--- BEGIN DATA LINES ---

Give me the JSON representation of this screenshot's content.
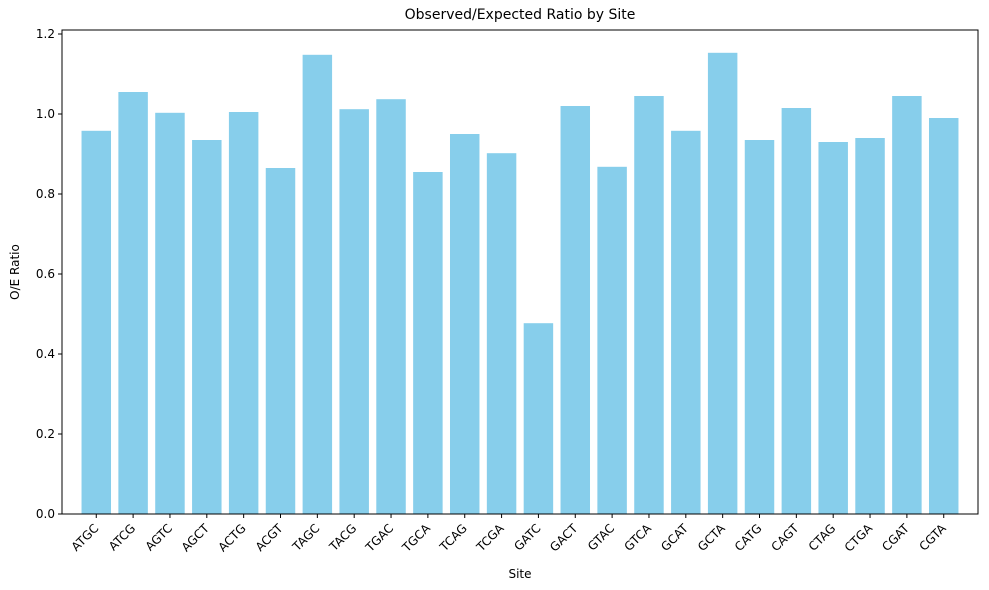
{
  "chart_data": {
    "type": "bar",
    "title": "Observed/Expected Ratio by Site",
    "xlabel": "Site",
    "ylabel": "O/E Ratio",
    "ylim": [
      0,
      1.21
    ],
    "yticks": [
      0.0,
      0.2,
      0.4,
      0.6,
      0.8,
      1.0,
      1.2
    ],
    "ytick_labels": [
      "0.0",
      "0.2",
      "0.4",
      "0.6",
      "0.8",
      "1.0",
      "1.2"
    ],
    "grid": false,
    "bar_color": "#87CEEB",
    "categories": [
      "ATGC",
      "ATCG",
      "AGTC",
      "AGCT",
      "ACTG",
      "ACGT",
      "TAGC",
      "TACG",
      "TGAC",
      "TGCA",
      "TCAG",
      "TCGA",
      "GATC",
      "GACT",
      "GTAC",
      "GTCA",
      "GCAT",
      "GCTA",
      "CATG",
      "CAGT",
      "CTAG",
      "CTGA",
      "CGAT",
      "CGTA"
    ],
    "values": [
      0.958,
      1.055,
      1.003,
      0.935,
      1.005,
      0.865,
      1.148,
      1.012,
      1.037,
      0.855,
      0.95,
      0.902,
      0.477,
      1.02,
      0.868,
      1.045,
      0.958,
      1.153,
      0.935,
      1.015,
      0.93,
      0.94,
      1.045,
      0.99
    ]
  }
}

--- END DATA LINES ---

The pictures should not be reproduced; quote all of the other material exactly.

▶ _REPLY_:
Give me the JSON representation of this screenshot's content.
{
  "chart_data": {
    "type": "bar",
    "title": "Observed/Expected Ratio by Site",
    "xlabel": "Site",
    "ylabel": "O/E Ratio",
    "ylim": [
      0,
      1.21
    ],
    "yticks": [
      0.0,
      0.2,
      0.4,
      0.6,
      0.8,
      1.0,
      1.2
    ],
    "ytick_labels": [
      "0.0",
      "0.2",
      "0.4",
      "0.6",
      "0.8",
      "1.0",
      "1.2"
    ],
    "grid": false,
    "bar_color": "#87CEEB",
    "categories": [
      "ATGC",
      "ATCG",
      "AGTC",
      "AGCT",
      "ACTG",
      "ACGT",
      "TAGC",
      "TACG",
      "TGAC",
      "TGCA",
      "TCAG",
      "TCGA",
      "GATC",
      "GACT",
      "GTAC",
      "GTCA",
      "GCAT",
      "GCTA",
      "CATG",
      "CAGT",
      "CTAG",
      "CTGA",
      "CGAT",
      "CGTA"
    ],
    "values": [
      0.958,
      1.055,
      1.003,
      0.935,
      1.005,
      0.865,
      1.148,
      1.012,
      1.037,
      0.855,
      0.95,
      0.902,
      0.477,
      1.02,
      0.868,
      1.045,
      0.958,
      1.153,
      0.935,
      1.015,
      0.93,
      0.94,
      1.045,
      0.99
    ]
  }
}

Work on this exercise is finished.